### Layout element entries
**********
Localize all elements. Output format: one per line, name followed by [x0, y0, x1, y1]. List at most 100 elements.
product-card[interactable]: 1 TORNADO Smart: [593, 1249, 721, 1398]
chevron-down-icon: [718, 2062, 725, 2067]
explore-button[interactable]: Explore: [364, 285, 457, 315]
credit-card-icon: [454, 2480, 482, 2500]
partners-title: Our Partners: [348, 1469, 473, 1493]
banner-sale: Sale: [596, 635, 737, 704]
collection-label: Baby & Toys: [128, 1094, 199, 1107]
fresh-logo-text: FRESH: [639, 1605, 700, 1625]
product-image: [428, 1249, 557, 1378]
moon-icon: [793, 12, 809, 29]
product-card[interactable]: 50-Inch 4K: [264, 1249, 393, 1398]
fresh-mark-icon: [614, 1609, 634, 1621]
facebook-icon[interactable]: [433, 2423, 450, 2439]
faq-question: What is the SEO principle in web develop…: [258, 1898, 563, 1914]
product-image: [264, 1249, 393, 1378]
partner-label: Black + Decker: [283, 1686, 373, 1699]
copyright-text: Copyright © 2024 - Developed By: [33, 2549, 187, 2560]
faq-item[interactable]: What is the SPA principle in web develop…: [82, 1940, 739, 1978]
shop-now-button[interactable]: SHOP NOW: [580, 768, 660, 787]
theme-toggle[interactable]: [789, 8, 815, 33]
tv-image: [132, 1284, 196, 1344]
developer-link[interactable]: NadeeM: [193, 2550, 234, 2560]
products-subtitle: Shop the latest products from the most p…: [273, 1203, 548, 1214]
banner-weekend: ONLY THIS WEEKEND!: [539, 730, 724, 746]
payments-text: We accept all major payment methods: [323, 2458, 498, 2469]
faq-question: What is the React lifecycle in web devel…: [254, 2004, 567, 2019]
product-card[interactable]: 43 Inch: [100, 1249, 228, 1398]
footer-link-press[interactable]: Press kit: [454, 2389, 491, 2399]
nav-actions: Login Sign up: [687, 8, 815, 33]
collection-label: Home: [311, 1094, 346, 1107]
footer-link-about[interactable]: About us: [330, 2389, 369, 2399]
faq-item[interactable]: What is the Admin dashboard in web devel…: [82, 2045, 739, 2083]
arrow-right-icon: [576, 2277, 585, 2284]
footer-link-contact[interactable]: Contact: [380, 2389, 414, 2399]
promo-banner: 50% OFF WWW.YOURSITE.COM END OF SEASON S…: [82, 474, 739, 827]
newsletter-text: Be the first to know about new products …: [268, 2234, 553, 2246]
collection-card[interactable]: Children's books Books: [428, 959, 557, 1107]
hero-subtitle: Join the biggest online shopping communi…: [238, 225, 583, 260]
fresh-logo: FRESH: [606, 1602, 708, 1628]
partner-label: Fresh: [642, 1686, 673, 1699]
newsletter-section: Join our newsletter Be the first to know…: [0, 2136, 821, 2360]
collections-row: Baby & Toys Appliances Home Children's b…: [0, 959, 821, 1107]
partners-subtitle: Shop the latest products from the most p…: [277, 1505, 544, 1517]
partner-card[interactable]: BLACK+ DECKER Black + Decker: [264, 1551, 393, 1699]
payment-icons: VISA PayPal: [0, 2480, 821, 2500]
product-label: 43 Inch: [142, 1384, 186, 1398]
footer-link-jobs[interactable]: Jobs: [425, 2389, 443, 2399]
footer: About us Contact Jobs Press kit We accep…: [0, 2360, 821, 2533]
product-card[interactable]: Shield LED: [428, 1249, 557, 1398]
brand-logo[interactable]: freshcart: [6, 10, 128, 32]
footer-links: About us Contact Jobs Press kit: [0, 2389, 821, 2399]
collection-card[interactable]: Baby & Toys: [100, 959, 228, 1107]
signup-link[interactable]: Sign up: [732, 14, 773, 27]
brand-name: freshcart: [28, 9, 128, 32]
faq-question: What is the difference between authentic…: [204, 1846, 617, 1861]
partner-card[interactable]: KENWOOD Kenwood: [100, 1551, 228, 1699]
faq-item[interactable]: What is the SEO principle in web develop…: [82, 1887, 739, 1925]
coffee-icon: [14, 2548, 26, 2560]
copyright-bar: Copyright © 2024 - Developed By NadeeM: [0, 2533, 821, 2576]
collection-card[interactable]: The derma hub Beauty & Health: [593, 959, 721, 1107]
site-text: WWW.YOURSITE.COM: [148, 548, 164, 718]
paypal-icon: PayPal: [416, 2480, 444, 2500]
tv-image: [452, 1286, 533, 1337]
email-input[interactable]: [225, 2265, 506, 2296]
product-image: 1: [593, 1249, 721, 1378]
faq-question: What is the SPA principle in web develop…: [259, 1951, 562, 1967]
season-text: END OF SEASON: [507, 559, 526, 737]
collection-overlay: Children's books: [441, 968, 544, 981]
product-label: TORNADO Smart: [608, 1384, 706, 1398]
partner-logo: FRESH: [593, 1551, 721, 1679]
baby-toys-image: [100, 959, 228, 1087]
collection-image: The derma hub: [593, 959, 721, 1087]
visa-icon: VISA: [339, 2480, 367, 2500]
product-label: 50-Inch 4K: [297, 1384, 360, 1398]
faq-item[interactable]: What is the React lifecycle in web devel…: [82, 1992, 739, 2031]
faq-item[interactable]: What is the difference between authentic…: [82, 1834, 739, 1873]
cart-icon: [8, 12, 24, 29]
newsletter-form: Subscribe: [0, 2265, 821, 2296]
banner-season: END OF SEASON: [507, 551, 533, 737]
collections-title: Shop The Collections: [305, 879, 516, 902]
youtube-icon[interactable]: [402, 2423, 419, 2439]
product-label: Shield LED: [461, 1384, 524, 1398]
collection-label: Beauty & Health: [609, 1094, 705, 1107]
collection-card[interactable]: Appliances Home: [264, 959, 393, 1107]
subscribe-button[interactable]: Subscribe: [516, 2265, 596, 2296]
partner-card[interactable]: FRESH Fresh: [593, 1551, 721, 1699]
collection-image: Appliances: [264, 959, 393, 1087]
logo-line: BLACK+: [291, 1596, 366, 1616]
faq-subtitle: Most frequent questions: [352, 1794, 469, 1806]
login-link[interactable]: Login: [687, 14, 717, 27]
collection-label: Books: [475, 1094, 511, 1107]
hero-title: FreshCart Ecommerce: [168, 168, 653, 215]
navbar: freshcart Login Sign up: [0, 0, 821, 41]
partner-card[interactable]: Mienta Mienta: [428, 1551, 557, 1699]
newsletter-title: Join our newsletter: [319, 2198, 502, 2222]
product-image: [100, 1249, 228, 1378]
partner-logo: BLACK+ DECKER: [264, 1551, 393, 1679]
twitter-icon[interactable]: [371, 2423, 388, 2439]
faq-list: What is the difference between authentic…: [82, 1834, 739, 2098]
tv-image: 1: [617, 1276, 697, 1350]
**********
### WHAT IS BEING ASKED
Return every line from the start of the records down through the line containing "explore-button[interactable]: Explore: [364, 285, 457, 315]", both ends included, character for character.

### RESPONSE TO THE EXERCISE
Localize all elements. Output format: one per line, name followed by [x0, y0, x1, y1]. List at most 100 elements.
product-card[interactable]: 1 TORNADO Smart: [593, 1249, 721, 1398]
chevron-down-icon: [718, 2062, 725, 2067]
explore-button[interactable]: Explore: [364, 285, 457, 315]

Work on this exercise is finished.